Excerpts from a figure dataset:
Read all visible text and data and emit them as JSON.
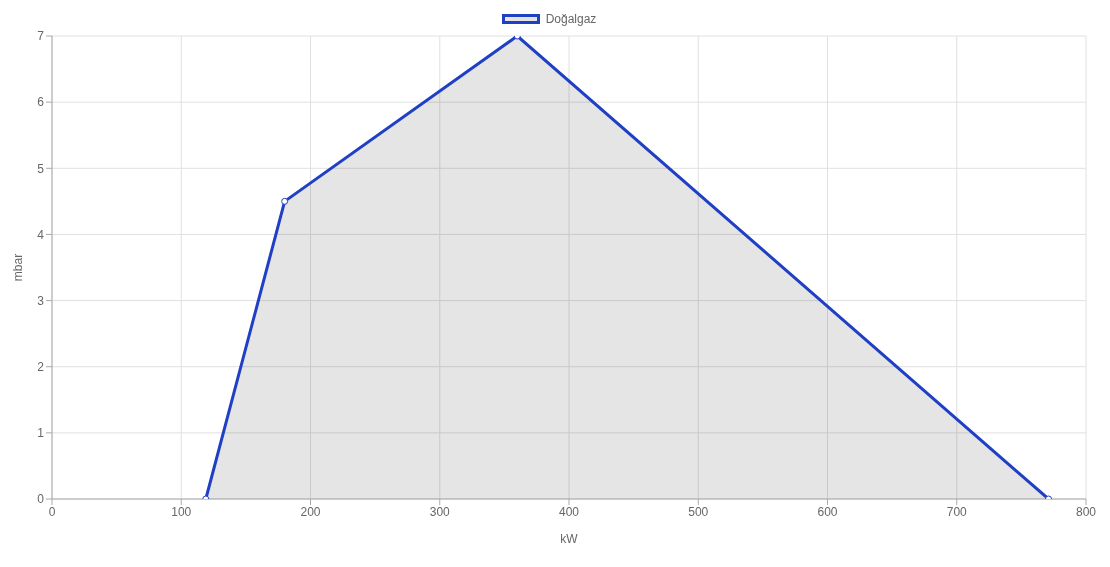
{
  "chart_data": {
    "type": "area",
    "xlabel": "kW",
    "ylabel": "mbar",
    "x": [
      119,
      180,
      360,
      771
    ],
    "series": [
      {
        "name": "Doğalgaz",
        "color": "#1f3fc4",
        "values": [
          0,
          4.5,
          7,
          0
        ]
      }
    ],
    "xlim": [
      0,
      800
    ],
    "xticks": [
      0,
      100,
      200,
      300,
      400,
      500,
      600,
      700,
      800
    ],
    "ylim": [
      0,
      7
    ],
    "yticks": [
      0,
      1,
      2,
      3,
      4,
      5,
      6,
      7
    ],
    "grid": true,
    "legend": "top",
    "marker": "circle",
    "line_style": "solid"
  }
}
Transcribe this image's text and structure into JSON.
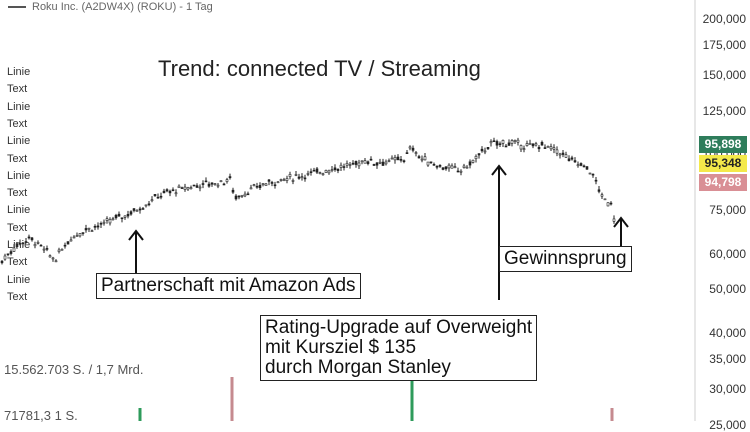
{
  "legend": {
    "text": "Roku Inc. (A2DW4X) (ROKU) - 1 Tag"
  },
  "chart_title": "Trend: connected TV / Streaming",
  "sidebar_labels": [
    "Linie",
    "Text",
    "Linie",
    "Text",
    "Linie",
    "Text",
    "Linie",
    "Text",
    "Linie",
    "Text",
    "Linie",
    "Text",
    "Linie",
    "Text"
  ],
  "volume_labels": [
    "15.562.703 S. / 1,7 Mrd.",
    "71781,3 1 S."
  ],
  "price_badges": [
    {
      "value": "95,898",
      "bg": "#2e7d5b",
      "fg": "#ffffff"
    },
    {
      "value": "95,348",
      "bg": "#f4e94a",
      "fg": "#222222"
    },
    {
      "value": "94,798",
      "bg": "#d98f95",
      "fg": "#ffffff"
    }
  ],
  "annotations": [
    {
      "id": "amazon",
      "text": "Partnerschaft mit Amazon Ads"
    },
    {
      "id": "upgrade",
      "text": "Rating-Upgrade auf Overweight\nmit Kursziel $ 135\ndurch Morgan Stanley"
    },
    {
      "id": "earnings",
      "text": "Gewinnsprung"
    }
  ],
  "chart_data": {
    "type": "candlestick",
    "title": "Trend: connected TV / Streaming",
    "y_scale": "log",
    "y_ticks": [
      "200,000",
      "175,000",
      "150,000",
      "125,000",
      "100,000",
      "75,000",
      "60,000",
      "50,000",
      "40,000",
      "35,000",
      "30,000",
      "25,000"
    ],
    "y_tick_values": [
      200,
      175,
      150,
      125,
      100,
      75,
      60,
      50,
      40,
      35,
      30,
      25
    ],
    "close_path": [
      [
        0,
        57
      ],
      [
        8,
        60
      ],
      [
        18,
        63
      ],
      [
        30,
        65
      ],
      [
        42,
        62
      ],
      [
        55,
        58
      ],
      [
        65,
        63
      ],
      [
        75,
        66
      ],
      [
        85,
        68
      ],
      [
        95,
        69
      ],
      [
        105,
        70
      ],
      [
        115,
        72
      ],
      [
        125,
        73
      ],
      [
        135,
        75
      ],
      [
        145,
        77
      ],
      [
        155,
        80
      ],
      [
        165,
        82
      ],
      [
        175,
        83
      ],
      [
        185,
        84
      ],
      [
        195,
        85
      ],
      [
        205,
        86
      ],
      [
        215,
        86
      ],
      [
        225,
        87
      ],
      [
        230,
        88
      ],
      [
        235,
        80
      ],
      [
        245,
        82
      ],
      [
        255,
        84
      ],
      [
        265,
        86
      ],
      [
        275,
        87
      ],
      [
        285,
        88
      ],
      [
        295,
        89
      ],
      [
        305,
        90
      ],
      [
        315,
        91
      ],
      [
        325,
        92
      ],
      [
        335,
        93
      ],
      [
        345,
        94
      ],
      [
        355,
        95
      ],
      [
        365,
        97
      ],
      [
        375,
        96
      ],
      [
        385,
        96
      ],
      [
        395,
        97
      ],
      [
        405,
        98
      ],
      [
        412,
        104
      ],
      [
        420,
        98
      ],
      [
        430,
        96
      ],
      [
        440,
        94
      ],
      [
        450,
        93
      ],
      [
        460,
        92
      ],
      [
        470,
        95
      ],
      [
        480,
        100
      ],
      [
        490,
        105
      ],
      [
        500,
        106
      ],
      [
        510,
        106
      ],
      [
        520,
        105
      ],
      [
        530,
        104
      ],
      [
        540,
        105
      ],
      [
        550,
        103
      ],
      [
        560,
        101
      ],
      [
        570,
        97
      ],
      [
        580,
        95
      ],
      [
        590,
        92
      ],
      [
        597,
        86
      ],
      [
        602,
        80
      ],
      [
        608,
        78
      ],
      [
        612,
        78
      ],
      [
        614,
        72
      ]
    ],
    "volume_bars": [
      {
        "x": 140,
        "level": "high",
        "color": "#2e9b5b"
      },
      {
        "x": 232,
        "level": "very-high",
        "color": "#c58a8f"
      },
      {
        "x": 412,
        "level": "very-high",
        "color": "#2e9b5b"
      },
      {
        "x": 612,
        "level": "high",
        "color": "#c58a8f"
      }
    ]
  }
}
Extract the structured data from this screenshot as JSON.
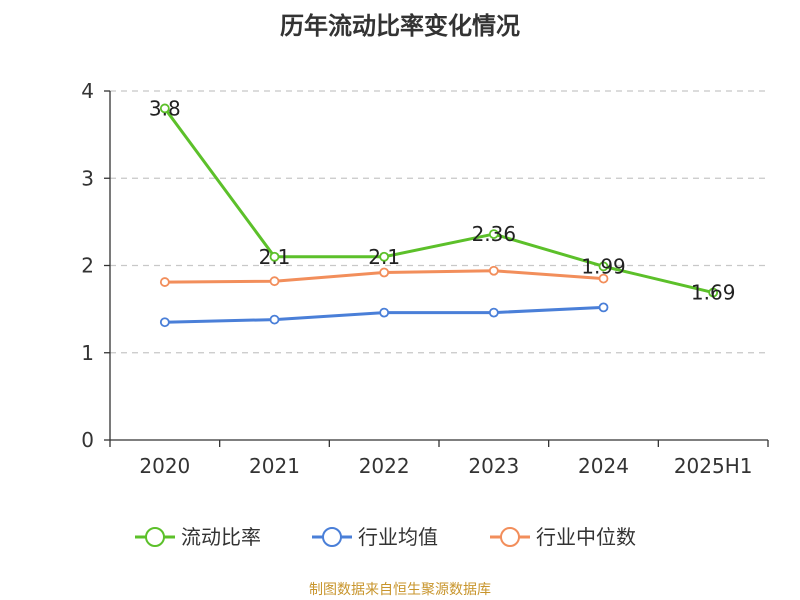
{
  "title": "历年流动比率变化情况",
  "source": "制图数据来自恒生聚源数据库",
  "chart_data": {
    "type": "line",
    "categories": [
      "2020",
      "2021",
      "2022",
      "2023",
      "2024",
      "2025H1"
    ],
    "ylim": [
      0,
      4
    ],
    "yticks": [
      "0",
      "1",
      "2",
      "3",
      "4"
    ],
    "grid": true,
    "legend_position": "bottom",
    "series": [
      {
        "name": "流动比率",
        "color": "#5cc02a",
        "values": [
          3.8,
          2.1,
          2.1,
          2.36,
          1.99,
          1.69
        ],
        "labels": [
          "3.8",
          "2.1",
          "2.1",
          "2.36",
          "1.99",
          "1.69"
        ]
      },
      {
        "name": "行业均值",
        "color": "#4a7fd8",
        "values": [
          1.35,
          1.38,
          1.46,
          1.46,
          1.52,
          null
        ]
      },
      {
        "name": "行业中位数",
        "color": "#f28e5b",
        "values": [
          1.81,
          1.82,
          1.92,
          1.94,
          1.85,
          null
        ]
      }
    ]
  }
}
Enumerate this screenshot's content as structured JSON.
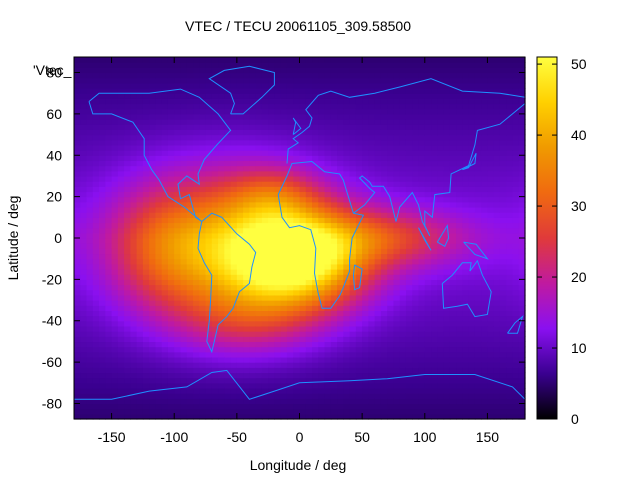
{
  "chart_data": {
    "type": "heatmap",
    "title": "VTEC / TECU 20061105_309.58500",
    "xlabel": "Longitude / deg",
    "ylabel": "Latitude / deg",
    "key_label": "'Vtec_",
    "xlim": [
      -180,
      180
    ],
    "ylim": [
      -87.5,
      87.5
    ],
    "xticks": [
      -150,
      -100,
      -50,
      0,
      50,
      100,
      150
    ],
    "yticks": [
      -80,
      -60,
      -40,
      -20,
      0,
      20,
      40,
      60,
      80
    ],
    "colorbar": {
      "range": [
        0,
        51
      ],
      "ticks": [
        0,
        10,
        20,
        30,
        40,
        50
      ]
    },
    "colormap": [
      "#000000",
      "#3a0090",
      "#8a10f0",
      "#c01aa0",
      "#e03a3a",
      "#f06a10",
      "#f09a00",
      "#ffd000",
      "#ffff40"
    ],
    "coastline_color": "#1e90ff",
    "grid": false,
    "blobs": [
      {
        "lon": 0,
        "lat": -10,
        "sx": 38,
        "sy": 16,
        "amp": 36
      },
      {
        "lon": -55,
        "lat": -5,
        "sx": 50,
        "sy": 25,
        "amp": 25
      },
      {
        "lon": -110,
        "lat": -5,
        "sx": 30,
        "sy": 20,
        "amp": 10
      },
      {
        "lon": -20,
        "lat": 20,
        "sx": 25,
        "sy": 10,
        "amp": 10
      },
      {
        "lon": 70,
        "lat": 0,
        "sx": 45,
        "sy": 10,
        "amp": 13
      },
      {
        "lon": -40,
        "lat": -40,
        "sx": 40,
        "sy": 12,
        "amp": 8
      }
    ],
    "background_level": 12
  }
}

Exercise brief: Going through the entries above line by line, work out how many lines include the word "type". Only the number is required.

Solution to the exercise: 4